## Input records
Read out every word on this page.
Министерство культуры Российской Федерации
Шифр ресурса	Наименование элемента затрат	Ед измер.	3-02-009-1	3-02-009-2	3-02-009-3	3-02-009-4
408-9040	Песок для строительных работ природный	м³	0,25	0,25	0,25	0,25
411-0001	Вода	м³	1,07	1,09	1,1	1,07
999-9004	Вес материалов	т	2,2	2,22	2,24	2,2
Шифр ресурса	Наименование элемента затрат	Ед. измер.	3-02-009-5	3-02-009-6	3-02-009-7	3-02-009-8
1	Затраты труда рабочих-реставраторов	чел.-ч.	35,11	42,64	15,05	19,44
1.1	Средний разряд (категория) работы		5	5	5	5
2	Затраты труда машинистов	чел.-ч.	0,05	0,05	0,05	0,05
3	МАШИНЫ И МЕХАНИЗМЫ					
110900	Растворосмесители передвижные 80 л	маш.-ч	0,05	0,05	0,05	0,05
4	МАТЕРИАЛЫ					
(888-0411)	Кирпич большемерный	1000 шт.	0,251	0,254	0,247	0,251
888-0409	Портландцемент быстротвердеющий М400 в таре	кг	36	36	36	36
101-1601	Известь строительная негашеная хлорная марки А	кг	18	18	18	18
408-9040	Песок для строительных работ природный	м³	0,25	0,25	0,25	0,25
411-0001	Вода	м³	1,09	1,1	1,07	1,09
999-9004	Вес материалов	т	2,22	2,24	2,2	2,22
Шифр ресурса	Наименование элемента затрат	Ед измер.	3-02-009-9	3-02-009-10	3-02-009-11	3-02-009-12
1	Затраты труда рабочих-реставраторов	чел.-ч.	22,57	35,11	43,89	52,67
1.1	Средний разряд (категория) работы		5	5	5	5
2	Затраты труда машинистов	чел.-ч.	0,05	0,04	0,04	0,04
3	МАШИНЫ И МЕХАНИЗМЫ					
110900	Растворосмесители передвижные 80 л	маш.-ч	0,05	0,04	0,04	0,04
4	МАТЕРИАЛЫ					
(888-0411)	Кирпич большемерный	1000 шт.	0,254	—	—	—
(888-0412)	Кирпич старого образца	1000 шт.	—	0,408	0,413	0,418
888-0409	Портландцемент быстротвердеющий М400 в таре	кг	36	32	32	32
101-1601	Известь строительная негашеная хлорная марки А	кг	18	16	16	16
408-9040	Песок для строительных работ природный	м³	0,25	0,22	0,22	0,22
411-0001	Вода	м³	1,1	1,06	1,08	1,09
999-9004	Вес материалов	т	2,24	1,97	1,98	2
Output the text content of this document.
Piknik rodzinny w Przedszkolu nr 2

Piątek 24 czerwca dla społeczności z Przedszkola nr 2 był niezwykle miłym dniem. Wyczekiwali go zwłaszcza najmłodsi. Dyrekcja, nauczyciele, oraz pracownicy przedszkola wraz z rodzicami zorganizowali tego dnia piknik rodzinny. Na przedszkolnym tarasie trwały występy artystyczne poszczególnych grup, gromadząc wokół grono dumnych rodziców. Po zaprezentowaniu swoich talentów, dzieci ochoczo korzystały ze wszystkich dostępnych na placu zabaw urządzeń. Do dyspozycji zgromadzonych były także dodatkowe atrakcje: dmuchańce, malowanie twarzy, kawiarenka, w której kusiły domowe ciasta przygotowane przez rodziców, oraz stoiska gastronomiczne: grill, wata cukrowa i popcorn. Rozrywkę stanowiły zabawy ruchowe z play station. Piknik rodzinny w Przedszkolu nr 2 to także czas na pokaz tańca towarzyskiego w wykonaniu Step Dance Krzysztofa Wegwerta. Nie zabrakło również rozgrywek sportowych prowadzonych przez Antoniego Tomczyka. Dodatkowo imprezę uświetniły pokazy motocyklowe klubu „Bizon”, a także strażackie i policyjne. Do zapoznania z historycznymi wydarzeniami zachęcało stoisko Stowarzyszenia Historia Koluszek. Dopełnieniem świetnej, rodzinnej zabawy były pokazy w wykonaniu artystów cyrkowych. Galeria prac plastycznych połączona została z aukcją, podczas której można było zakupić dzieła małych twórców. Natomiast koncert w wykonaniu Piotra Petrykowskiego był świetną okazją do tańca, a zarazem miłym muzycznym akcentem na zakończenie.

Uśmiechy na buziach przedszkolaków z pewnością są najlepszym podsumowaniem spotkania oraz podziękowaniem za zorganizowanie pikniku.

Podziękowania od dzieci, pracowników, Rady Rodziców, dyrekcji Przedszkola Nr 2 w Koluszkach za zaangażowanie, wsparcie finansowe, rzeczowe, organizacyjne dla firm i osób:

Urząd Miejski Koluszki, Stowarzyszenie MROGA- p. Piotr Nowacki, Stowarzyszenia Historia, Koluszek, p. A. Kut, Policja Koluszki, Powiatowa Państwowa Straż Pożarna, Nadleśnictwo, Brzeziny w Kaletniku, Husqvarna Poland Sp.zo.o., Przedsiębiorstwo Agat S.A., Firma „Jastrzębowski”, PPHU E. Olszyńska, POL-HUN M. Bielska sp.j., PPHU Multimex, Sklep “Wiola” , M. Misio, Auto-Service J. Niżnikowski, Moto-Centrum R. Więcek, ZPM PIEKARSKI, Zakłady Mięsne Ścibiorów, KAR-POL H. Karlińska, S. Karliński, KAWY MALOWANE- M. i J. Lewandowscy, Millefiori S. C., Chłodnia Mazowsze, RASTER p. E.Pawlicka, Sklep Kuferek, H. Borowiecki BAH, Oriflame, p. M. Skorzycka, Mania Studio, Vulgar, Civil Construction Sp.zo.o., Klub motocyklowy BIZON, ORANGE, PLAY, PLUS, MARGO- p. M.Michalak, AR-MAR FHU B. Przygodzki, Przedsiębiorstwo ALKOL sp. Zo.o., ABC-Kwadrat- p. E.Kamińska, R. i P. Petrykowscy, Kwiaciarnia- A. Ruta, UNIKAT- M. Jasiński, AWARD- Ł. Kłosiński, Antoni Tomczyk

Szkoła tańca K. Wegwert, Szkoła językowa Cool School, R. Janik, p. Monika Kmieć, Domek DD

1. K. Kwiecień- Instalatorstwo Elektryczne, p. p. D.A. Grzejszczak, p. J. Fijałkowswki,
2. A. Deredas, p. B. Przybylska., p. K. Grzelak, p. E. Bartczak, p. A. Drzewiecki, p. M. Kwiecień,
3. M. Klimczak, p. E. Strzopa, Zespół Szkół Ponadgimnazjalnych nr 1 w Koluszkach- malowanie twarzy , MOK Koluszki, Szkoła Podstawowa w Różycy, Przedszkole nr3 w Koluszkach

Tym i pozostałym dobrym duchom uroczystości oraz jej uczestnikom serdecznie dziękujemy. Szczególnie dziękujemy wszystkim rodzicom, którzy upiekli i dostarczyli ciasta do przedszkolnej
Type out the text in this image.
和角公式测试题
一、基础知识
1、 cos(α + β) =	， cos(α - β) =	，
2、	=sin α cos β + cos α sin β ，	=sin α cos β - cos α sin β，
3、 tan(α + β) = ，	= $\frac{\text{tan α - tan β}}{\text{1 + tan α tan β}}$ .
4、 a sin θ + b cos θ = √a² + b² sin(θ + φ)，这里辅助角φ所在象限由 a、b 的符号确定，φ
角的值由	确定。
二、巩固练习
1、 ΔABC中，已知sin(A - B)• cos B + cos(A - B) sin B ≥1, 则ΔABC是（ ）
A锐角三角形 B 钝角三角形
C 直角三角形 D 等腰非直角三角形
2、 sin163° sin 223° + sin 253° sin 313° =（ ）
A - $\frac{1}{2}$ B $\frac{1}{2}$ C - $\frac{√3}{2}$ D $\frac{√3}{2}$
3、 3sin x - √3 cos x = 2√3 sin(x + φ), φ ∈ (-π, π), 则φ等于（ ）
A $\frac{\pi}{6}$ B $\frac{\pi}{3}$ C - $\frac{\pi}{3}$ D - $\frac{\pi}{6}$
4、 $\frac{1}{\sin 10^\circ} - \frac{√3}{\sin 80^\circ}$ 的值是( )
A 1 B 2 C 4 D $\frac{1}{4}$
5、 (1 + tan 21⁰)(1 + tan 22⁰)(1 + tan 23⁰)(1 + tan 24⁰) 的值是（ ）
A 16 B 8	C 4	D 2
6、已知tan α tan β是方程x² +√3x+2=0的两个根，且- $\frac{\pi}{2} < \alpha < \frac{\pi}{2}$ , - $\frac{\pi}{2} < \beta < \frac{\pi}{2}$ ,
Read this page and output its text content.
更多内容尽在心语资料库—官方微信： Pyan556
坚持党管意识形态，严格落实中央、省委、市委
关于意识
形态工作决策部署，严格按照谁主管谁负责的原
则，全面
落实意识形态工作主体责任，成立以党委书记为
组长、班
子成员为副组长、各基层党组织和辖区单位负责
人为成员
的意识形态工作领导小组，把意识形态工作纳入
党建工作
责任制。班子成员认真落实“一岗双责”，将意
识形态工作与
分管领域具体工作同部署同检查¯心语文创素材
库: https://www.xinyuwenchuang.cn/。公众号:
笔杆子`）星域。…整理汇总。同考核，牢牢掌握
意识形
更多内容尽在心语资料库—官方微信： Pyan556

## Requirement
Check each line of the data above for the word "рабочих" and say how many lines contain it, giving nothing besides the number.

## Exercise result
2